═══ Dataset

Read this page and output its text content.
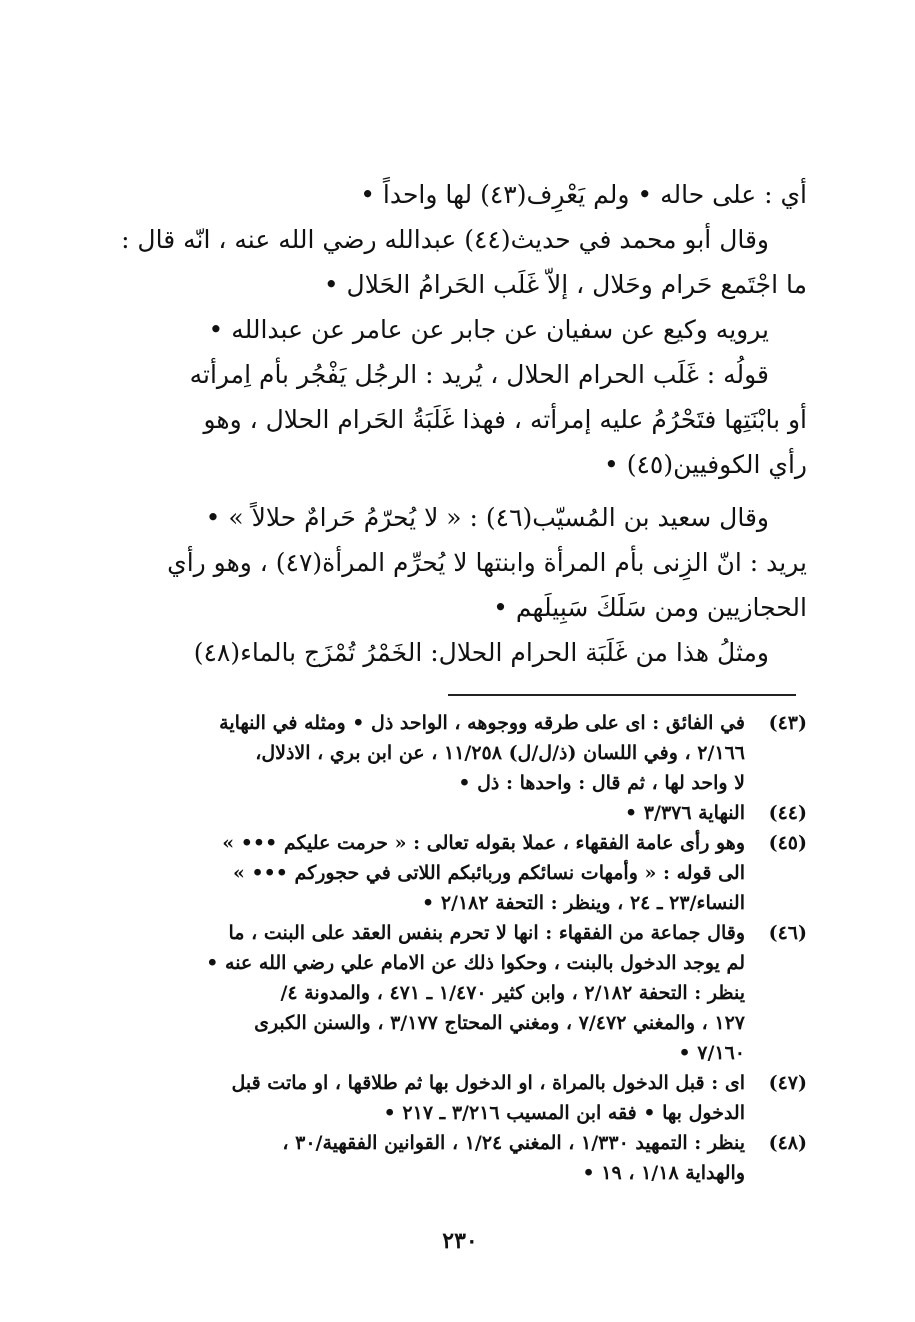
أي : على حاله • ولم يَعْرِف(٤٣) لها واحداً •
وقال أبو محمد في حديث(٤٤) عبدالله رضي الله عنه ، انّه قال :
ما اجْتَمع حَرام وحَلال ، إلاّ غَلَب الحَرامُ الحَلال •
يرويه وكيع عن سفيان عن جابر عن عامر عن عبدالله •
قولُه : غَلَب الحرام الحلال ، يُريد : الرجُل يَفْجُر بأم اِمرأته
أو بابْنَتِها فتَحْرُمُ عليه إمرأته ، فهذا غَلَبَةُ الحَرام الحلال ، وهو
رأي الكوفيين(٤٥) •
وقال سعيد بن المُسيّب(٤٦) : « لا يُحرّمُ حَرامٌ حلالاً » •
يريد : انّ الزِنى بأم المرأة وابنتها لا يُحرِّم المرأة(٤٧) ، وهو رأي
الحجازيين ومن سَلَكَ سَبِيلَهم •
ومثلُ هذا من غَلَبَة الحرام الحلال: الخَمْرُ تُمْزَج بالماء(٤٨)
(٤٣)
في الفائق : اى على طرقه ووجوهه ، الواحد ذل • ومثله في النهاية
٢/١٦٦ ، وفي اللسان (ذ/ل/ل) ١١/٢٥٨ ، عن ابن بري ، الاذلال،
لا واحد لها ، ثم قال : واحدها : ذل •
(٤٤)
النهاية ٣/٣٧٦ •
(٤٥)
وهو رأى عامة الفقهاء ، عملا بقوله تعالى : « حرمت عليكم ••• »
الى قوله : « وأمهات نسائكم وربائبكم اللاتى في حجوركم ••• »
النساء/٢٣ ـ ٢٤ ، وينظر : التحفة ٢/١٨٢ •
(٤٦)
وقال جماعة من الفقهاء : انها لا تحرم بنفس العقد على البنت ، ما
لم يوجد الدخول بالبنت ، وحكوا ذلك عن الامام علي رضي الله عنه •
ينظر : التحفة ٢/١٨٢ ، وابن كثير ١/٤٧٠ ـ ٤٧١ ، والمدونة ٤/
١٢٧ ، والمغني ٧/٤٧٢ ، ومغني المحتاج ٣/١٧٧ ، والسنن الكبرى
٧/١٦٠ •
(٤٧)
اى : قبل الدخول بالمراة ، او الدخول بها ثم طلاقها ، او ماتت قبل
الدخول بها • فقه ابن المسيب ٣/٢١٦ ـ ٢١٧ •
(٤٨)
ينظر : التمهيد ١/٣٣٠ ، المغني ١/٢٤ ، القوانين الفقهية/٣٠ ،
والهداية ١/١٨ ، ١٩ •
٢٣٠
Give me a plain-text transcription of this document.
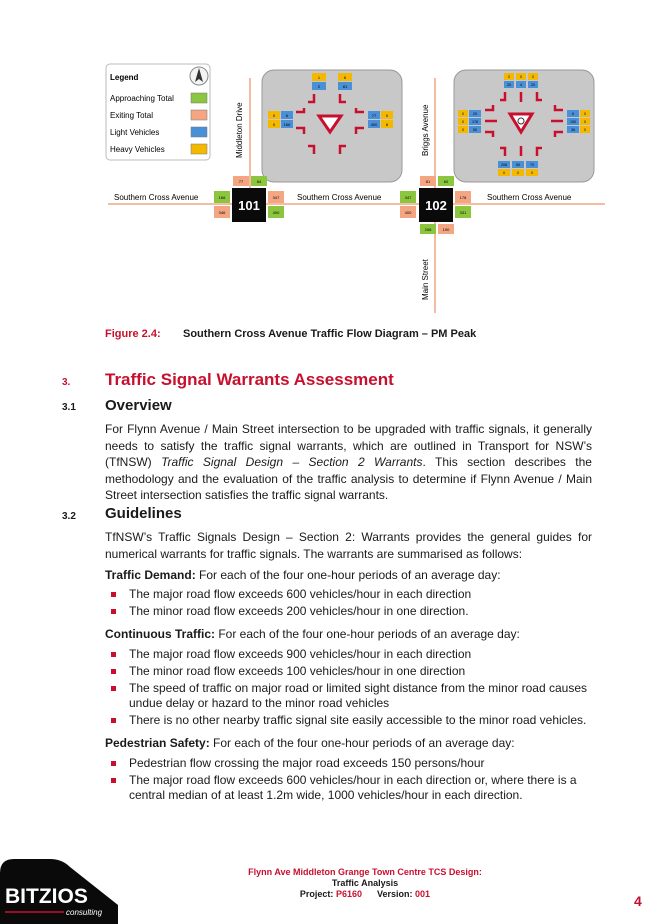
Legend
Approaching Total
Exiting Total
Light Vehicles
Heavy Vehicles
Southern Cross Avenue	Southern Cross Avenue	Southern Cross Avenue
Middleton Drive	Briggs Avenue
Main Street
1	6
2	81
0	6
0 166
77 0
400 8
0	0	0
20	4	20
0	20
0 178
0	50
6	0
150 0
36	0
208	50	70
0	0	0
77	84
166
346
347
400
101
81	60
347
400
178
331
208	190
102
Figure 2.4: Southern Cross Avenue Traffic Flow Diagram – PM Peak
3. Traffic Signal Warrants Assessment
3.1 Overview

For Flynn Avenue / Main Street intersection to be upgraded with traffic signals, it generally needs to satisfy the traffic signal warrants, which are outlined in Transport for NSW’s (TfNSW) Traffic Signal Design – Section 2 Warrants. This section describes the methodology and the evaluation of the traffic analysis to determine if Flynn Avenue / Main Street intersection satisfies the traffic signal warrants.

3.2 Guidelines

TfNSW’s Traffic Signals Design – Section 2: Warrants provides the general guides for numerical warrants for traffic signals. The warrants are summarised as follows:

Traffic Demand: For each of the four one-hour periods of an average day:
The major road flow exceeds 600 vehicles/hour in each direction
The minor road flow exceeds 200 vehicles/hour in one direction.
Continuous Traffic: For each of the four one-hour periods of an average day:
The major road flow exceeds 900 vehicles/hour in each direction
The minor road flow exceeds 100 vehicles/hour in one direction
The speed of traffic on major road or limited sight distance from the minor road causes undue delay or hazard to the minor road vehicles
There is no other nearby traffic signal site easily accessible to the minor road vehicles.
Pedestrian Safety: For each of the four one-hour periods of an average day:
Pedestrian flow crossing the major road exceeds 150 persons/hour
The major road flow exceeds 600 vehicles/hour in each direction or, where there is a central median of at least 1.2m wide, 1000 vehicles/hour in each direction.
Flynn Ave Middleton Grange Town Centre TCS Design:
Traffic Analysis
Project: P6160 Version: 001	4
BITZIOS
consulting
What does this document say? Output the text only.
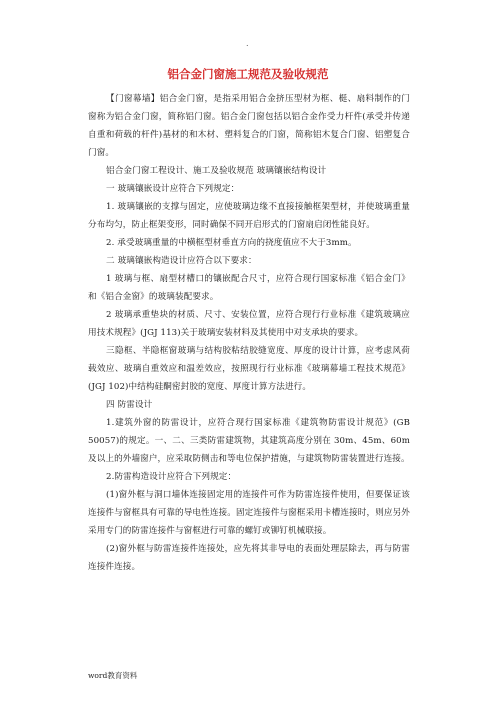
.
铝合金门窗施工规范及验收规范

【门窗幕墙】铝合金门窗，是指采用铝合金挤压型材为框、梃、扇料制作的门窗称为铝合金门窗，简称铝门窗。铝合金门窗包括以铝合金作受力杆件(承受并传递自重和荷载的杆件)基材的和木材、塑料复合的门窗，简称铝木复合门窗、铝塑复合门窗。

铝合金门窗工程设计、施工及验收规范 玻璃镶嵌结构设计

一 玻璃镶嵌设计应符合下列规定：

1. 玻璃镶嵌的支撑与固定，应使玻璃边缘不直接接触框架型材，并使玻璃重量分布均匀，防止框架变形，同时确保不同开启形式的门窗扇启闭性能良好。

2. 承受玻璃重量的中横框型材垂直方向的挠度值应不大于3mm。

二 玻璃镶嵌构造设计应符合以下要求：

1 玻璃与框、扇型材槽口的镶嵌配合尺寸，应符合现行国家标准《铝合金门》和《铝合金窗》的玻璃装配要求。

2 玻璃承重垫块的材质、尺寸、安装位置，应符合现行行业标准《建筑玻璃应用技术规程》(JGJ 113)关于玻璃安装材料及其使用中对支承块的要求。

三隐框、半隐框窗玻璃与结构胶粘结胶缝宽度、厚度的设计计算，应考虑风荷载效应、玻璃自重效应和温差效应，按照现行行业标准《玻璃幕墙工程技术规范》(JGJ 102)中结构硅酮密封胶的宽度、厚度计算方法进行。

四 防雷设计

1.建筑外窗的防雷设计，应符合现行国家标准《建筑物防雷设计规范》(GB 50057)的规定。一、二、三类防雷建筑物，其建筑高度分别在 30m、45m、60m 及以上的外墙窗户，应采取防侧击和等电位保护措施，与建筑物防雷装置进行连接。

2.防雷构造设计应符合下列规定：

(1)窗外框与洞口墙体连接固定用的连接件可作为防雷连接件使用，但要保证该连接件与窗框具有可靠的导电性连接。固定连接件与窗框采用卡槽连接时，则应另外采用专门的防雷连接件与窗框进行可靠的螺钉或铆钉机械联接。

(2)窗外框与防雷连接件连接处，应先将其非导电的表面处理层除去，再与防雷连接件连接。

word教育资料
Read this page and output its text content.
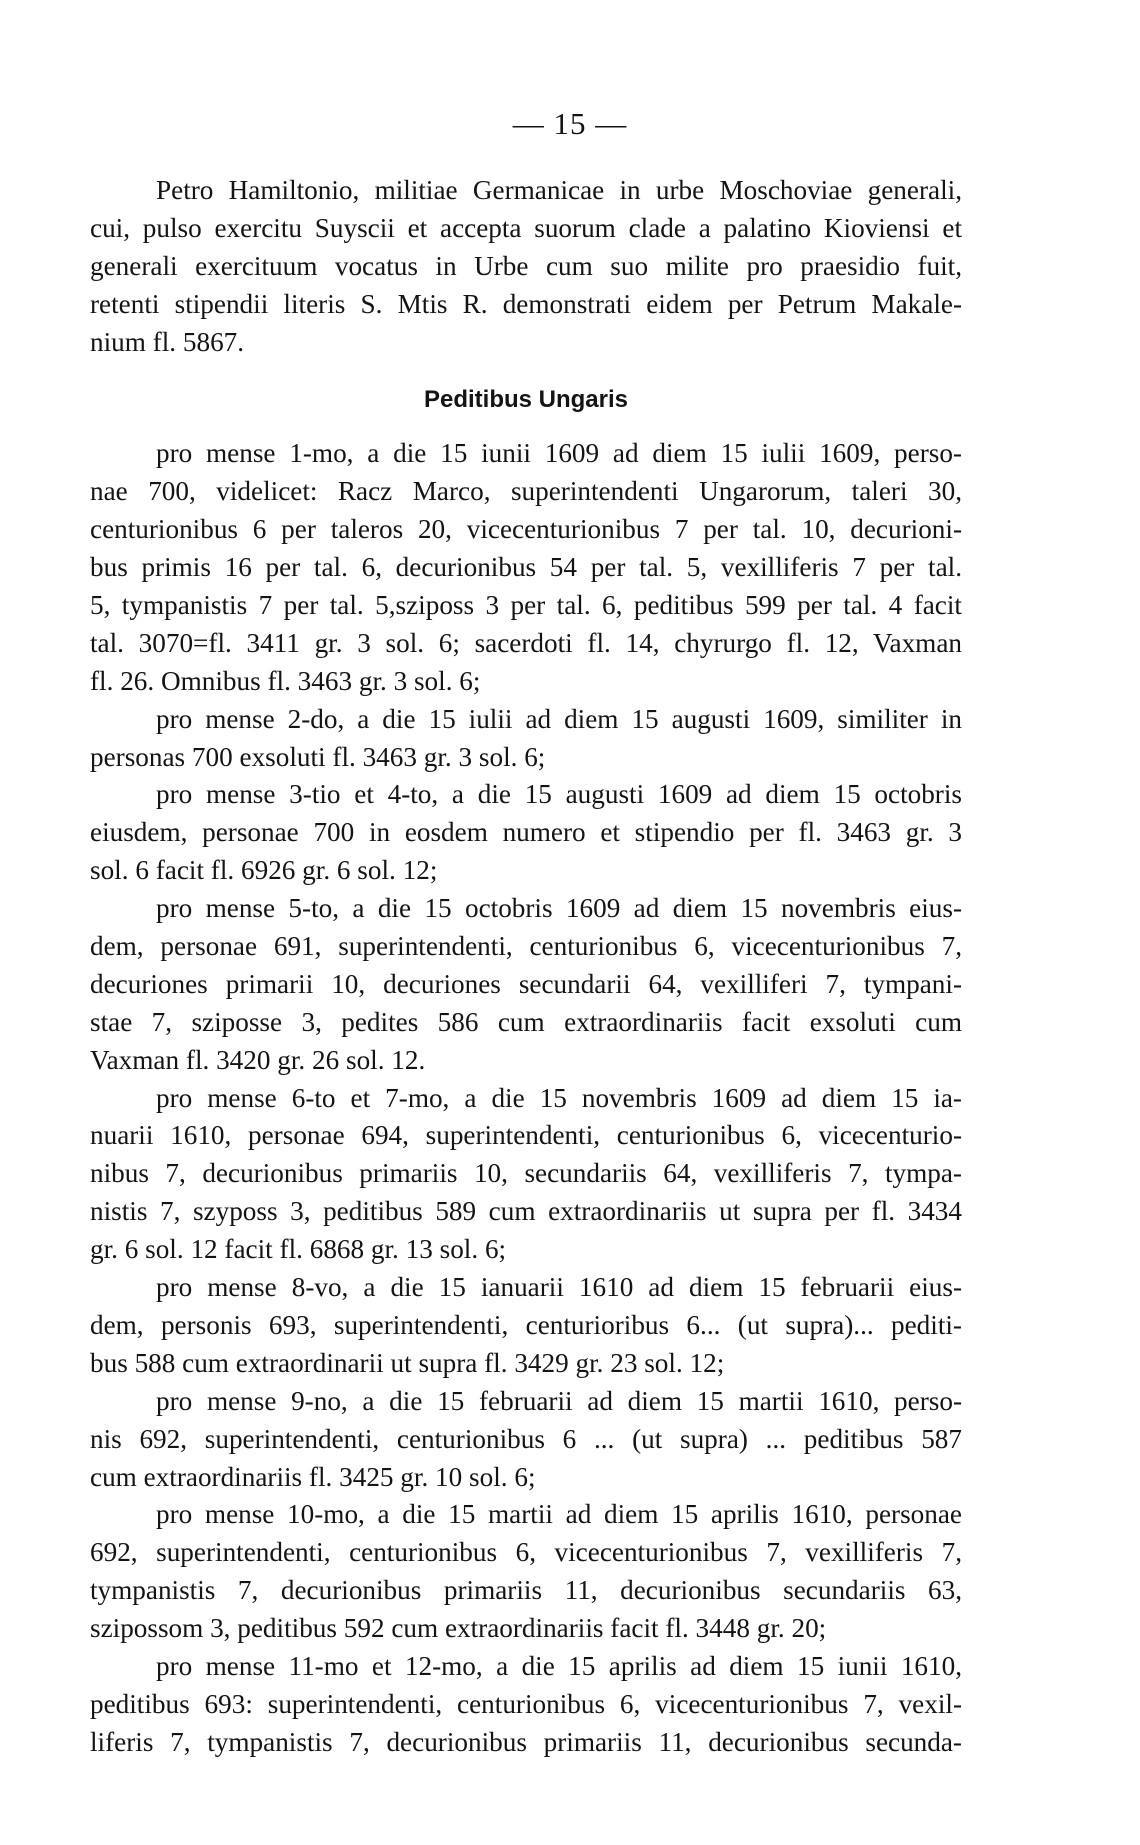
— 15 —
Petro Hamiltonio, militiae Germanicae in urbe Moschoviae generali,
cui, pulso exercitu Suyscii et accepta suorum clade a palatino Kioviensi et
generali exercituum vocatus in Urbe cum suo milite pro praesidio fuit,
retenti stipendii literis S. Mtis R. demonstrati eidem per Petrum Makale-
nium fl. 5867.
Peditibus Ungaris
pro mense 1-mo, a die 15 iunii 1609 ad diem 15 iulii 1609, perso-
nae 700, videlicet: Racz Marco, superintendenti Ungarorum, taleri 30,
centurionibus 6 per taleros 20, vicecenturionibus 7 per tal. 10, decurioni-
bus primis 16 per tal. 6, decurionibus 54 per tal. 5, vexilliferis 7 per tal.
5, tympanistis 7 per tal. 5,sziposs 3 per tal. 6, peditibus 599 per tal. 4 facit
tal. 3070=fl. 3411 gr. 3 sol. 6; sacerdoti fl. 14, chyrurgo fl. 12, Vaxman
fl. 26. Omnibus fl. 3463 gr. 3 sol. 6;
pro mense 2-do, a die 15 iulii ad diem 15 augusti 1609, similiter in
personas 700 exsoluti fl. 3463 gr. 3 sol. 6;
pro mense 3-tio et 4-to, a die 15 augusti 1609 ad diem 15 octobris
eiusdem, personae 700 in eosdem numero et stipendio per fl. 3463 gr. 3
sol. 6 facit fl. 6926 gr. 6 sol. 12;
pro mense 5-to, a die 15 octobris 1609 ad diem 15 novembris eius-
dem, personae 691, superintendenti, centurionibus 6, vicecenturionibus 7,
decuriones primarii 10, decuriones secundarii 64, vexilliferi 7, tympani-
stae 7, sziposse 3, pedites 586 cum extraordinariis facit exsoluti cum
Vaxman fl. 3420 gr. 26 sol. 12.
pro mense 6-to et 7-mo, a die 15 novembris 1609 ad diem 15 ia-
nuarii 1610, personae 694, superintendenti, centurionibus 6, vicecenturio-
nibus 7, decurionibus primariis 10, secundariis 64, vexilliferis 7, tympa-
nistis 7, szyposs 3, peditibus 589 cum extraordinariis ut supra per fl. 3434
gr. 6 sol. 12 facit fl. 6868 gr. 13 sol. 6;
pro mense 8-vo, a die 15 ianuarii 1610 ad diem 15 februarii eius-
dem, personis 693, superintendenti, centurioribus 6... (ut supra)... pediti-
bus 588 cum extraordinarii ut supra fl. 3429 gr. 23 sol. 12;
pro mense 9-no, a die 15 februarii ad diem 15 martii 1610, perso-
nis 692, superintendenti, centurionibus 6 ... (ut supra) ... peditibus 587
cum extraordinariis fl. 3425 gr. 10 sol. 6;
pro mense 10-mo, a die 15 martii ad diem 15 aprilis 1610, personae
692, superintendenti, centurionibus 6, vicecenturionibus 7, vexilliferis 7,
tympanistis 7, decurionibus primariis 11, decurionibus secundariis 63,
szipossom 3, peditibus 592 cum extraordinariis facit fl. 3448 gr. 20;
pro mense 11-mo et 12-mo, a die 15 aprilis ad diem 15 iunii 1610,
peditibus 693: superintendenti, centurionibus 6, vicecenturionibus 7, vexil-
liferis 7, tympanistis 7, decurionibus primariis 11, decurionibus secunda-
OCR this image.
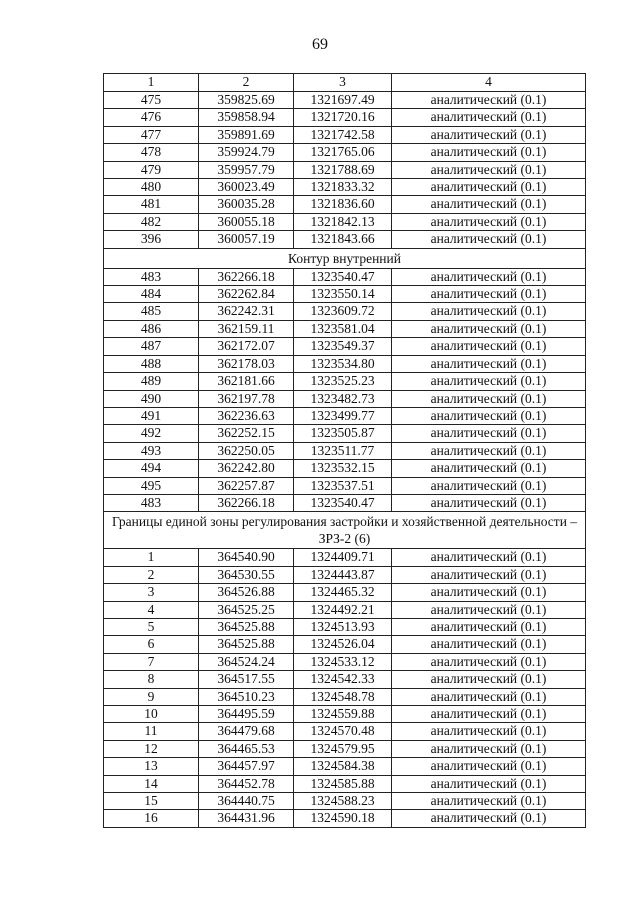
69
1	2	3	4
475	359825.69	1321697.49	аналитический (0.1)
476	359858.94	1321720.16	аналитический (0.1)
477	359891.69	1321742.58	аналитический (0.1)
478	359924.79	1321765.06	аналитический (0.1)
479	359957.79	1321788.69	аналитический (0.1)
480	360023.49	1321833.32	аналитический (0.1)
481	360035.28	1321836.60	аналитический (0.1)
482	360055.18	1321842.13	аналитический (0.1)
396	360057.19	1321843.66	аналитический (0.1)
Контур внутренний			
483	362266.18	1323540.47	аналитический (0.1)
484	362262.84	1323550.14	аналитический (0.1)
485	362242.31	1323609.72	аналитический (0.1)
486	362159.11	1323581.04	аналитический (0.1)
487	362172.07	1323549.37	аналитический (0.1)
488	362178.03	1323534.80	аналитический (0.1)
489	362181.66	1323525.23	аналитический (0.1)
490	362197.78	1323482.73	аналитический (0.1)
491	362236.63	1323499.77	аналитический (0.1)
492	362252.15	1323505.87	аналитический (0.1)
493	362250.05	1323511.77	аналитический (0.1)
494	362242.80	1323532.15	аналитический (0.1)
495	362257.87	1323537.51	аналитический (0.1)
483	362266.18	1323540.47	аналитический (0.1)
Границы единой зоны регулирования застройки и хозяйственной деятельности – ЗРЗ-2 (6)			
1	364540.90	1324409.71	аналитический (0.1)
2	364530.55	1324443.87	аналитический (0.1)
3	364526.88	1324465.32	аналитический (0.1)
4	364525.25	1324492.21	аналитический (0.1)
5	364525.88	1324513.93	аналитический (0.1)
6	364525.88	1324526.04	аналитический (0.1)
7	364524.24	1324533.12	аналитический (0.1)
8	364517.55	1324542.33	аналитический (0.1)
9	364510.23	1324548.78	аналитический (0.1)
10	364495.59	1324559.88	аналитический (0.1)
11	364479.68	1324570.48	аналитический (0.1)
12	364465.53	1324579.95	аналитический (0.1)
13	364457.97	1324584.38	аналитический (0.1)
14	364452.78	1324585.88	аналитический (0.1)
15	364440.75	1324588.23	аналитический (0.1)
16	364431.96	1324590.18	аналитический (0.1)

══════

**Task prompt**
Single out each line of the records above with the string "four" in it, and copy it.

**Task response**
Traffic Demand: For each of the four one-hour periods of an average day:
Continuous Traffic: For each of the four one-hour periods of an average day:
Pedestrian Safety: For each of the four one-hour periods of an average day:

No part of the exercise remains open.